DATA>
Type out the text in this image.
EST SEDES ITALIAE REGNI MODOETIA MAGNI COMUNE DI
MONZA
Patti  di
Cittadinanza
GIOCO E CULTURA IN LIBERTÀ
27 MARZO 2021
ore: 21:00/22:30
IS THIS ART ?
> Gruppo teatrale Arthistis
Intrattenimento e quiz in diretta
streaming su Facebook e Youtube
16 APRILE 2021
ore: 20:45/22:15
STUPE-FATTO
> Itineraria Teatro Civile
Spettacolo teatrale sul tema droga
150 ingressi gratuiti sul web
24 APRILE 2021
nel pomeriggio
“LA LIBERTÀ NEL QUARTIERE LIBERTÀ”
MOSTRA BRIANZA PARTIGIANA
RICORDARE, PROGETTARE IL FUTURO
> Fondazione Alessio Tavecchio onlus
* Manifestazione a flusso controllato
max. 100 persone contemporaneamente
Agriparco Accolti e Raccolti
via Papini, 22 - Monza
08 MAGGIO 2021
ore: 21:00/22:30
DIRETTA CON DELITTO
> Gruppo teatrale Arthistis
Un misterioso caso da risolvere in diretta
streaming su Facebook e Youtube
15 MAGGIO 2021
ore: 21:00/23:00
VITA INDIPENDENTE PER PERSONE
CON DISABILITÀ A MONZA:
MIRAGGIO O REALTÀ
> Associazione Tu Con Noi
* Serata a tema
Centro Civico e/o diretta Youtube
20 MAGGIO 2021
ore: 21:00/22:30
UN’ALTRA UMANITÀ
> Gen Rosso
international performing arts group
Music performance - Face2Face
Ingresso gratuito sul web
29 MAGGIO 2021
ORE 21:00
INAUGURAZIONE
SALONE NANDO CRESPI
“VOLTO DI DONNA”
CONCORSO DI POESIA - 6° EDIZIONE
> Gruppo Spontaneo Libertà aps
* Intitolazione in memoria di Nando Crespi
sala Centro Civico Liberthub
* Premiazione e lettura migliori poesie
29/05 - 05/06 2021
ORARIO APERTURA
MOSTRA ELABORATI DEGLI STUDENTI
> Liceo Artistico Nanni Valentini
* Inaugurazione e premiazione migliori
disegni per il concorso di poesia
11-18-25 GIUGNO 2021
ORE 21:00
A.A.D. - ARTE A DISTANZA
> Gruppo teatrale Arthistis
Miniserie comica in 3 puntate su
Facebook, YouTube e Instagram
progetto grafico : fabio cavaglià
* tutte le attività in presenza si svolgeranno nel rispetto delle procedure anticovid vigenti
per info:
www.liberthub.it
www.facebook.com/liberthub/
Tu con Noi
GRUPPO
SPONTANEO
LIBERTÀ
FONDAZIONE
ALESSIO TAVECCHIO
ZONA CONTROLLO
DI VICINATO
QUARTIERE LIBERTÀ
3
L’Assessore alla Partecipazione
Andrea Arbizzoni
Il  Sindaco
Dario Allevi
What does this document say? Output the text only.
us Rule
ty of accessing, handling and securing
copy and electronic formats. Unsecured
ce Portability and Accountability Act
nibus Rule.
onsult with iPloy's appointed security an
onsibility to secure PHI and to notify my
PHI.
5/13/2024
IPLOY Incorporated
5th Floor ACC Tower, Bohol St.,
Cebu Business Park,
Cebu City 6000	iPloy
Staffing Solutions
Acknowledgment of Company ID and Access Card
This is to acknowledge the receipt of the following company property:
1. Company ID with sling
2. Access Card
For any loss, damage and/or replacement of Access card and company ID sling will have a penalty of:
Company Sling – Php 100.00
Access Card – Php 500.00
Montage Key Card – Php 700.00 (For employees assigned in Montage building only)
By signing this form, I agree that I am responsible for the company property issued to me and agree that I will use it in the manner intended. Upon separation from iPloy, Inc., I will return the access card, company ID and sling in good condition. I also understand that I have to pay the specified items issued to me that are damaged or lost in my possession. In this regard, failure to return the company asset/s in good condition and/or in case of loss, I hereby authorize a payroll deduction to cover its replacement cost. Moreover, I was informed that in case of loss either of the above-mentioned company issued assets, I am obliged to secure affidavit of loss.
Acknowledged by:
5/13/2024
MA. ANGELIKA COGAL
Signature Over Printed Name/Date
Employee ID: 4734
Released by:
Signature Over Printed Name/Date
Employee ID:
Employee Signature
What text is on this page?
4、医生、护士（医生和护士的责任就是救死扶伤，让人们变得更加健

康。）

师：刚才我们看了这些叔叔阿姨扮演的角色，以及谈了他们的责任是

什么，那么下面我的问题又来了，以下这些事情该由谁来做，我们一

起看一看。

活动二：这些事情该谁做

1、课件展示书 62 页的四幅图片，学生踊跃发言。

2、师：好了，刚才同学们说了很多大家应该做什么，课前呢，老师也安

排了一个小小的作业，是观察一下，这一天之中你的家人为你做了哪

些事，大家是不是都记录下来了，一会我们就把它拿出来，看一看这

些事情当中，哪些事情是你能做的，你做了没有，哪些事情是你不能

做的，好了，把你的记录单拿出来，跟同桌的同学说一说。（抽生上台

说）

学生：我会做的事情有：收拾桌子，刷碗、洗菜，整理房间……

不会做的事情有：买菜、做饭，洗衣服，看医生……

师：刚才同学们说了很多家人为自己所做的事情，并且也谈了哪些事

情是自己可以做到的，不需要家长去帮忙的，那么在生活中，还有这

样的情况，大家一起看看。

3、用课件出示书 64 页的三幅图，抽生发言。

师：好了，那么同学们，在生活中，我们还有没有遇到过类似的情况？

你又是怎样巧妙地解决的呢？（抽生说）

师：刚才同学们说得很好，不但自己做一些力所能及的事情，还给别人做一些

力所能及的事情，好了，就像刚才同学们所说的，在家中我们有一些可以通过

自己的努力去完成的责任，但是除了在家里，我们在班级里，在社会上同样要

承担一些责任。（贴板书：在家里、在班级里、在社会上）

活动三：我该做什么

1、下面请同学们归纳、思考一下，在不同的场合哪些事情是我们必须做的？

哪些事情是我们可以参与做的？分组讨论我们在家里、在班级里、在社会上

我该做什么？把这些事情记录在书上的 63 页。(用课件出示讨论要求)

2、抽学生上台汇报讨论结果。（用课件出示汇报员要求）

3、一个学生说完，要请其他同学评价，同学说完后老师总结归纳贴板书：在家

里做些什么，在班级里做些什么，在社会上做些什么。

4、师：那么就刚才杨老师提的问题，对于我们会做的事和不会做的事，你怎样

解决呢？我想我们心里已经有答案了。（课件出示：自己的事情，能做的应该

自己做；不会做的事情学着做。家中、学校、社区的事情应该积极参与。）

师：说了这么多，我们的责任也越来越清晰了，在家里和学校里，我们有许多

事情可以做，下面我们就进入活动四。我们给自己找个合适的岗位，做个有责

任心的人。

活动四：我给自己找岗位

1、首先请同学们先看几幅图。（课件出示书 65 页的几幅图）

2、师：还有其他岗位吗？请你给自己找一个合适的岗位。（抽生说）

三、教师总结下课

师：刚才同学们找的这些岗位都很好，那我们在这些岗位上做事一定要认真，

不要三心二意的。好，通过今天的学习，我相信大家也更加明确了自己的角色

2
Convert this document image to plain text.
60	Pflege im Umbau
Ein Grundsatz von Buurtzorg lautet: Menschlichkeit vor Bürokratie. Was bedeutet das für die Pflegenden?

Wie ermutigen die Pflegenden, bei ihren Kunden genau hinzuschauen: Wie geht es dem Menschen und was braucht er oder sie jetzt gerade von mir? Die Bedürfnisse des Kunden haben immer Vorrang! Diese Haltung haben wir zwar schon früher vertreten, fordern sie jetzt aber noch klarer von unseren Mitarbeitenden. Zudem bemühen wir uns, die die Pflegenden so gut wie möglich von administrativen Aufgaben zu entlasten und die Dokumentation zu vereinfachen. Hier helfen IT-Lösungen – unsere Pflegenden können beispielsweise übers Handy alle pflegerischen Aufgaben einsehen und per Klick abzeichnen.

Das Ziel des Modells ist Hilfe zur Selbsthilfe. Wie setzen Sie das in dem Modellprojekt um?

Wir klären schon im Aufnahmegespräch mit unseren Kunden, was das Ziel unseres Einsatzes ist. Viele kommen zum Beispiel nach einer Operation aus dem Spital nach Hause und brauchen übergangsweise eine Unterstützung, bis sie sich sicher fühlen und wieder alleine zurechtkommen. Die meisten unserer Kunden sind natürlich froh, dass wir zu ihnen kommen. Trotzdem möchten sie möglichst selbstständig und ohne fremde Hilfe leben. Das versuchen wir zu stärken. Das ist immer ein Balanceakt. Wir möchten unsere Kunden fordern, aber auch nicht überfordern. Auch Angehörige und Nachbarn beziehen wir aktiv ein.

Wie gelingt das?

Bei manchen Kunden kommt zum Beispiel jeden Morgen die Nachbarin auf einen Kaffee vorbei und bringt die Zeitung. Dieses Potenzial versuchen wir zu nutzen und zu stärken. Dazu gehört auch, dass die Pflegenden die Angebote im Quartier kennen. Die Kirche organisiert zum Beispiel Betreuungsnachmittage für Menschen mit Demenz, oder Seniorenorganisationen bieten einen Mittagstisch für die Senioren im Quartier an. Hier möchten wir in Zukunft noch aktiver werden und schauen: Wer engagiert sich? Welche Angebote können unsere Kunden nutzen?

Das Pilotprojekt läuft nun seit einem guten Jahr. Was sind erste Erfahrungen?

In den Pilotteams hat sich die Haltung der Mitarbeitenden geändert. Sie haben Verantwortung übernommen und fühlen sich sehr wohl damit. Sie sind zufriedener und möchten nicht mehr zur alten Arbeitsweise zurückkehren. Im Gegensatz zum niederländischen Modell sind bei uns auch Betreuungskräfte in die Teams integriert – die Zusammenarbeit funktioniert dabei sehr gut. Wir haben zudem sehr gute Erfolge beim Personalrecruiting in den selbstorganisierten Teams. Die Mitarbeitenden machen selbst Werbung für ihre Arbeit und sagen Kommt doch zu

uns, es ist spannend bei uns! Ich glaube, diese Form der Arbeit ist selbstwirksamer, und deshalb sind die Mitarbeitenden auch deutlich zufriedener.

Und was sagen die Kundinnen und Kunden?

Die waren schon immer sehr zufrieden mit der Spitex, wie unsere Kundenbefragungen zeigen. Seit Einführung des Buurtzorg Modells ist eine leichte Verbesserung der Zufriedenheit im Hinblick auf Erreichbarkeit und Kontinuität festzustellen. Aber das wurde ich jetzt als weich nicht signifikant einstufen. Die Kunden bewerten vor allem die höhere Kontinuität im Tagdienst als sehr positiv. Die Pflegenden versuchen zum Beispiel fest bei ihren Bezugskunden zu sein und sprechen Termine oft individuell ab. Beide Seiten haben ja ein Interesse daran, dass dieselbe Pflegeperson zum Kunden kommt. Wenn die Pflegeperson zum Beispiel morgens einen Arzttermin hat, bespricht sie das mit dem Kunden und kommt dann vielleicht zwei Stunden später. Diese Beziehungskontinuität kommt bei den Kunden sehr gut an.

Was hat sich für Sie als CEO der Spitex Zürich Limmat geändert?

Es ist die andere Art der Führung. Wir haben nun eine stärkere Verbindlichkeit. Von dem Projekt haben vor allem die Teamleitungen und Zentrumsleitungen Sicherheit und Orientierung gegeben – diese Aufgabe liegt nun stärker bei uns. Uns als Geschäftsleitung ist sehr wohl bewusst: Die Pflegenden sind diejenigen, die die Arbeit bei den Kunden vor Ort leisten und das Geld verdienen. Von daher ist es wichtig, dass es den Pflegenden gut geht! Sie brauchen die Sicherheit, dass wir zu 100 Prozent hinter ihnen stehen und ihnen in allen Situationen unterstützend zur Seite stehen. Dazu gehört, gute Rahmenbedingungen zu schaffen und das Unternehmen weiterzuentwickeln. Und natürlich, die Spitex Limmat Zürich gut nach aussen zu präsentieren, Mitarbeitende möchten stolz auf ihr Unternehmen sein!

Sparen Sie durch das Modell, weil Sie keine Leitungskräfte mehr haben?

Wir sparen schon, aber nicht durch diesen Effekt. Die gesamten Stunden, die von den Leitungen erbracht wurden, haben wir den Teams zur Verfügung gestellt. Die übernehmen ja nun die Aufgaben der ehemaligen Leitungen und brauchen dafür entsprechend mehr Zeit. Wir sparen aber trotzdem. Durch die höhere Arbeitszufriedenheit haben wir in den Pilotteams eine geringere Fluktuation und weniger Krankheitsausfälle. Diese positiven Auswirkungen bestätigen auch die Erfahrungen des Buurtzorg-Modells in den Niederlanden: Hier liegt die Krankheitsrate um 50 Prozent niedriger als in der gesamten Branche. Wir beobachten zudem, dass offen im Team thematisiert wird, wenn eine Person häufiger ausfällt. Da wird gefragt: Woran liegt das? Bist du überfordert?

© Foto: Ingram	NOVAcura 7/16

PROBLEM TO WORK ON>
Give the number of lines containing the word "image". No other answer is needed.

PROBLEM SOLUTION>
2